» TRECHO DO DOCUMENTO:

‘Memórias Fósseis’ ou Memorial do Tempo


Algo de mim está inscrito nesses poemas. É essa a impressão que o leitor de “Memórias Fósseis” terá. O autor, Weslley Almeida, apropria-se dos registros afetivos, tão comuns a todos. Em seguida, devolve-os embelezados pelos versos. E o faz mediante uma espécie de viagem que tem como veículo o tempo.

Esse tempo – objeto e sujeito – reveste-se de múltiplas formas. Ele pode representar o amanhecer. Interpretar cigarras anoitecentes. Em um verso, transvestir-se de pai do poeta. Em outro, ser o poeta que é pai. O avô também marca presença. Nem as árvores escapam às alusões.

Tal versatilidade é revelada em outros momentos do livro. A palavra flor, por exemplo, permite dividir o protagonismo com inseto e passarinhos em um poema: “Aninha-se em passarinhos / vive inseto em flor / trança terno com eles o teu amor” (trecho de Canto para Assobio). Em outras cenas, porém, não há acordo: brilha única, absoluta, como a refletir uma plateia de pupilas: “Enxerga a flor / com toda tua retina / Apalpe-a / com toda pálpebra tua” (trecho de Ocular).

» TAREFAS:
**a)** Transcreva da resenha sobre "Memórias Fósseis" o trecho que começa nas palavras contendo "Esse tempo –" e termina em "(trecho de Ocular).".
**b)** Indique se cada afirmação concorda com a resenha sobre "Memórias Fósseis", respondendo sim ou não e citando as palavras da resenha que decidem: (i) o livro é de autoria de Weslley Almeida; (ii) as árvores ficam de fora das alusões do livro; (iii) os versos "Enxerga a flor / com toda tua retina" pertencem ao poema Canto para Assobio.
As linhas que vêm depois da resenha formam um material à parte.

» TRECHO DOS DADOS:
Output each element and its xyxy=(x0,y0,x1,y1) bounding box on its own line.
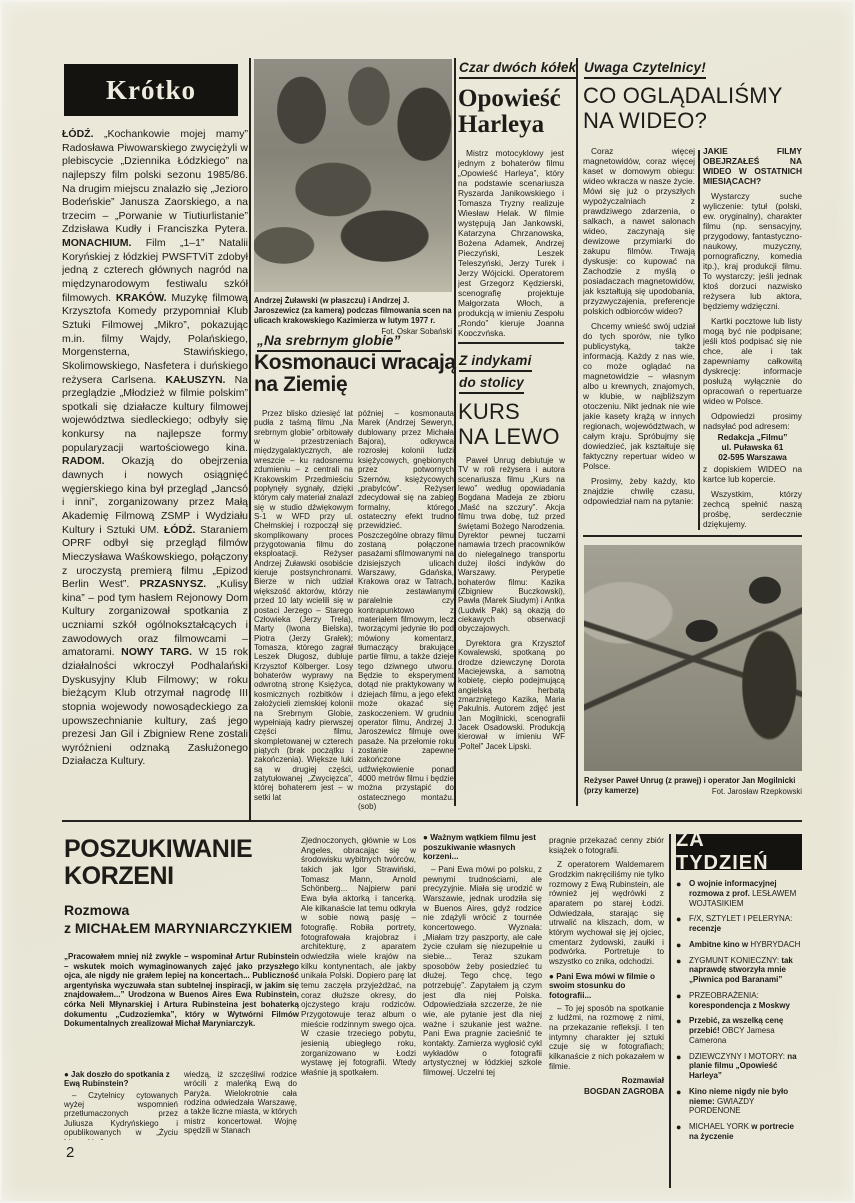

» RESPOSTAS:
**a)**
Esse tempo – objeto e sujeito – reveste-se de múltiplas formas. Ele pode representar o amanhecer. Interpretar cigarras anoitecentes. Em um verso, transvestir-se de pai do poeta. Em outro, ser o poeta que é pai. O avô também marca presença. Nem as árvores escapam às alusões.

Tal versatilidade é revelada em outros momentos do livro. A palavra flor, por exemplo, permite dividir o protagonismo com inseto e passarinhos em um poema: “Aninha-se em passarinhos / vive inseto em flor / trança terno com eles o teu amor” (trecho de Canto para Assobio). Em outras cenas, porém, não há acordo: brilha única, absoluta, como a refletir uma plateia de pupilas: “Enxerga a flor / com toda tua retina / Apalpe-a / com toda pálpebra tua” (trecho de Ocular).

**b)**
(i) Sim: "O autor, Weslley Almeida".
(ii) Não: "Nem as árvores escapam às alusões."
(iii) Não: "(trecho de Ocular)".